### Task to carry out:
Render the listing below as a numbered list, from its first line through the line containing "The fluid outlet 37 is at (392, 483).", with blank lines omitted.

### Records provided:

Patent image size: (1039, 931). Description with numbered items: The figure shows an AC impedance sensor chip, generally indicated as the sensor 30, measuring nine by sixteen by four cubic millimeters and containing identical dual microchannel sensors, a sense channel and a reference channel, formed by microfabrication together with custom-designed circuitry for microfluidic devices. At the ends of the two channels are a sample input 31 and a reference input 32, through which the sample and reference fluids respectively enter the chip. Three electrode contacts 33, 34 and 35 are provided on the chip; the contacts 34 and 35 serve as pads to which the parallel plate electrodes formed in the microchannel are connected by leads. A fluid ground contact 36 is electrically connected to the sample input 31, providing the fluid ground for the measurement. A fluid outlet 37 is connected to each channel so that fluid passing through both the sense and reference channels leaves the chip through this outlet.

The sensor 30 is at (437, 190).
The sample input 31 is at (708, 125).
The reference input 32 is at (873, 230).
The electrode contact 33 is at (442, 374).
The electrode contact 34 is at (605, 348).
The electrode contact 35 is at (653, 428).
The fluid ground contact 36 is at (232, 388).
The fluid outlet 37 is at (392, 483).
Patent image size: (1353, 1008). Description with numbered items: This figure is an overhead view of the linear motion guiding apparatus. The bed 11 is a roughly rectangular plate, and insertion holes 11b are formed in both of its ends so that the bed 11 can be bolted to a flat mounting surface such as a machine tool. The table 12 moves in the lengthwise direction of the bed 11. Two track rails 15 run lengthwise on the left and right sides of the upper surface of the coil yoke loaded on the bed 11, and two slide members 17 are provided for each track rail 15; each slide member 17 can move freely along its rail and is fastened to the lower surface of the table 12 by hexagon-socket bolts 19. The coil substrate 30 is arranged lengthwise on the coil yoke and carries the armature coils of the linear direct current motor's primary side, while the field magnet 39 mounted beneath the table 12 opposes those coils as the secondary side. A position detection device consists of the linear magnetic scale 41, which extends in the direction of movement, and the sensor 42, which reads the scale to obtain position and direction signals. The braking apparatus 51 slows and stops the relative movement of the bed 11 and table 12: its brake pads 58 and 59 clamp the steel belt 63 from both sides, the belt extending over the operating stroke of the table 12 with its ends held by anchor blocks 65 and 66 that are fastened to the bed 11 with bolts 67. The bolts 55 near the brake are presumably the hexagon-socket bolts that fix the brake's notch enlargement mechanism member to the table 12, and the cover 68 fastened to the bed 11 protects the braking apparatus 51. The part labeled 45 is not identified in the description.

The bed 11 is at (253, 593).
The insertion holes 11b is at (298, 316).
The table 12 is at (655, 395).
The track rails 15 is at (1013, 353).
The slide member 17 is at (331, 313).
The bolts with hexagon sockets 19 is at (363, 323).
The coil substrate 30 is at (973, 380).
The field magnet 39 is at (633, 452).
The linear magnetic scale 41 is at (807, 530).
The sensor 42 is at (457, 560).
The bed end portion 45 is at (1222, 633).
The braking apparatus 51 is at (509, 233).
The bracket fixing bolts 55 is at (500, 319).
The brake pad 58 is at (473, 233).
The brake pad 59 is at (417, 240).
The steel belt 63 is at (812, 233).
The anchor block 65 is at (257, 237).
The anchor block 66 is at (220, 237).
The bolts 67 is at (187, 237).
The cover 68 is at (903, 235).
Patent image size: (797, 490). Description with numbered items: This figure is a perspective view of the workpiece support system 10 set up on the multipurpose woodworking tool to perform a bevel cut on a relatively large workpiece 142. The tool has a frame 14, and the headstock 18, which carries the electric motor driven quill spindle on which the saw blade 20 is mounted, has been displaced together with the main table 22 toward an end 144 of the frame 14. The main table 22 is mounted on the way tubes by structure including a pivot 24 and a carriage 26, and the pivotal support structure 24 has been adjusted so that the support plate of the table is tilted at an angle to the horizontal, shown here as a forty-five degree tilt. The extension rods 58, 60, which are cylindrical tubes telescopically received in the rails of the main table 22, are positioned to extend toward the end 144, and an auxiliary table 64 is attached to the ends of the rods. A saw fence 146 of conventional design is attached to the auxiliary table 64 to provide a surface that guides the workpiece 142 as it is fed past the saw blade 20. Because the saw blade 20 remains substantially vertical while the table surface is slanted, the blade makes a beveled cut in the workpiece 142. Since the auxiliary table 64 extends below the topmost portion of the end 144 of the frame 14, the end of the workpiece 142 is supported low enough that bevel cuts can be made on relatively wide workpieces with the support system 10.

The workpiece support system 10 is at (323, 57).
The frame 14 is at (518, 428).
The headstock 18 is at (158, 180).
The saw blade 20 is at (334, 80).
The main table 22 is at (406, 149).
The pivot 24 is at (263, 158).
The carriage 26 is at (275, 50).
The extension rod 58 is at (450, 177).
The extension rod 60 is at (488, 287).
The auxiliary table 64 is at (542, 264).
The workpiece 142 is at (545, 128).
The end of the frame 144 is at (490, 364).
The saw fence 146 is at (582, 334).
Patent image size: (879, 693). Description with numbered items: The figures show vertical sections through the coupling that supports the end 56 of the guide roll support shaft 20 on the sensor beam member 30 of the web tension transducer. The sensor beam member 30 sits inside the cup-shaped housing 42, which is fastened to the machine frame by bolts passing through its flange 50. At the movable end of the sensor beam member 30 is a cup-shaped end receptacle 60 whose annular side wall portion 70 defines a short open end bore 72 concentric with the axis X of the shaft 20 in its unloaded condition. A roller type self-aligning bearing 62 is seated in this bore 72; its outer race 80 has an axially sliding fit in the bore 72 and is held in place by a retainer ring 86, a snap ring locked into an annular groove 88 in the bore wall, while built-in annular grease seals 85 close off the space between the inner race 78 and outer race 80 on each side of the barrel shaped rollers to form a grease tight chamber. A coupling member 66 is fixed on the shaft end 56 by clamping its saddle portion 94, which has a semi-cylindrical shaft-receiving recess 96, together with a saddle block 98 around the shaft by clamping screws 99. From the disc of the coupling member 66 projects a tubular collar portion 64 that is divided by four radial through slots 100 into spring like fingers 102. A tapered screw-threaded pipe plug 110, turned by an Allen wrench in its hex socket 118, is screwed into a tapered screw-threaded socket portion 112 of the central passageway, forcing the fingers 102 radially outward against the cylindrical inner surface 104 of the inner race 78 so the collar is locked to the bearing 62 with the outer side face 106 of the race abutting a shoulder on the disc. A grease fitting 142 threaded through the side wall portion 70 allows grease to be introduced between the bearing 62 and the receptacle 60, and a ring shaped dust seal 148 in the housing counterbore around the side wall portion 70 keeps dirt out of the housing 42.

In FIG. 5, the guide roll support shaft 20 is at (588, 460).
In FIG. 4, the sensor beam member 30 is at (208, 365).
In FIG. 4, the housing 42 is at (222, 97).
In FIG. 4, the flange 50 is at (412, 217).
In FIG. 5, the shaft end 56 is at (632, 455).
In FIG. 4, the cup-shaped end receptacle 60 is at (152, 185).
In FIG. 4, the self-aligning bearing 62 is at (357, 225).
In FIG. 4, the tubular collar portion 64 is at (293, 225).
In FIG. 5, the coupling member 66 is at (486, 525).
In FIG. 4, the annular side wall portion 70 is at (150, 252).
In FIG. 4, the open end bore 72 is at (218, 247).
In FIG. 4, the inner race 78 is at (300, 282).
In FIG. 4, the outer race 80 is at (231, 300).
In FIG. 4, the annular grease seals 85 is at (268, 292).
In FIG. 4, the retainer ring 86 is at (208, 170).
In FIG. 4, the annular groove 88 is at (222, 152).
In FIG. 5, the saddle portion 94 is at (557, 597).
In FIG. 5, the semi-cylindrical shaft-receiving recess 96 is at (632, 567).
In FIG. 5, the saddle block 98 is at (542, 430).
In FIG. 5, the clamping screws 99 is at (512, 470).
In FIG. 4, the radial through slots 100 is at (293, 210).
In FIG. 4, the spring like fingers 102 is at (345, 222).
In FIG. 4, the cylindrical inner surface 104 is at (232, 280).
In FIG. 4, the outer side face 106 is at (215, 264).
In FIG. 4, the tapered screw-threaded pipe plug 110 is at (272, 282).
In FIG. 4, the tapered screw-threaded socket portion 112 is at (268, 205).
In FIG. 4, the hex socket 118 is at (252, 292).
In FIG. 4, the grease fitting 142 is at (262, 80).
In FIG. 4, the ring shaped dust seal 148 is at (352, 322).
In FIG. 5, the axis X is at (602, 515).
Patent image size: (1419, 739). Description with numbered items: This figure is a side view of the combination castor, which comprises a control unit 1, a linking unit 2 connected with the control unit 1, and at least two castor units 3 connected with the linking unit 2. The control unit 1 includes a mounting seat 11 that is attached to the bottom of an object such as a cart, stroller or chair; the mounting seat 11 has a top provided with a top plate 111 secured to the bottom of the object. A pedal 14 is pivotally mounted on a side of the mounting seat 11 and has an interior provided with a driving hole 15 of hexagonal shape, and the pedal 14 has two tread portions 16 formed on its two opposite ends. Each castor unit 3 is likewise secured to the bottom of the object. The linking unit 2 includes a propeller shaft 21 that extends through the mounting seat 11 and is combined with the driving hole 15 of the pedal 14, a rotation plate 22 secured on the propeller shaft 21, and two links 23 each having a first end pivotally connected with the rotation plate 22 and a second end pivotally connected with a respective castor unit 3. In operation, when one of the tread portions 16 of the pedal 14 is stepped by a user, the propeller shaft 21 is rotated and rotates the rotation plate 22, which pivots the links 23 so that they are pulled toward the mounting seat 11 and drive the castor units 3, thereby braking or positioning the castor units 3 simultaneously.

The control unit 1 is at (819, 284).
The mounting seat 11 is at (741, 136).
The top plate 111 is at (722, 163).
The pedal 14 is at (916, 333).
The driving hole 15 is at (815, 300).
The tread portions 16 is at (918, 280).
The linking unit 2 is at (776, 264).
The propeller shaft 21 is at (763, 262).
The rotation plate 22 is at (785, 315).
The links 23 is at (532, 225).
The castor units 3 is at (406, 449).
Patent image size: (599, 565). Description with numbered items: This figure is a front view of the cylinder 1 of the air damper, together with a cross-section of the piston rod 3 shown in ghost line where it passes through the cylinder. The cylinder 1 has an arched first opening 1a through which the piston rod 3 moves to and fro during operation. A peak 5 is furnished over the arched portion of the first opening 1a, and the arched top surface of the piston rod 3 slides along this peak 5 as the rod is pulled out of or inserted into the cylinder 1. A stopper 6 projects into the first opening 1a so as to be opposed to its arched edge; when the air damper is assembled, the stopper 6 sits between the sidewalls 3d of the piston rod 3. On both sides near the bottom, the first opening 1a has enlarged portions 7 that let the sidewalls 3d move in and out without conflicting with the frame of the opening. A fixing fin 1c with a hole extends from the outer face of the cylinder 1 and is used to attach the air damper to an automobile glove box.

### Worked solution:
1. Patent image size: (1039, 931). Description with numbered items: The figure shows an AC impedance sensor chip, generally indicated as the sensor 30, measuring nine by sixteen by four cubic millimeters and containing identical dual microchannel sensors, a sense channel and a reference channel, formed by microfabrication together with custom-designed circuitry for microfluidic devices. At the ends of the two channels are a sample input 31 and a reference input 32, through which the sample and reference fluids respectively enter the chip. Three electrode contacts 33, 34 and 35 are provided on the chip; the contacts 34 and 35 serve as pads to which the parallel plate electrodes formed in the microchannel are connected by leads. A fluid ground contact 36 is electrically connected to the sample input 31, providing the fluid ground for the measurement. A fluid outlet 37 is connected to each channel so that fluid passing through both the sense and reference channels leaves the chip through this outlet.
2. The sensor 30 is at (437, 190).
3. The sample input 31 is at (708, 125).
4. The reference input 32 is at (873, 230).
5. The electrode contact 33 is at (442, 374).
6. The electrode contact 34 is at (605, 348).
7. The electrode contact 35 is at (653, 428).
8. The fluid ground contact 36 is at (232, 388).
9. The fluid outlet 37 is at (392, 483).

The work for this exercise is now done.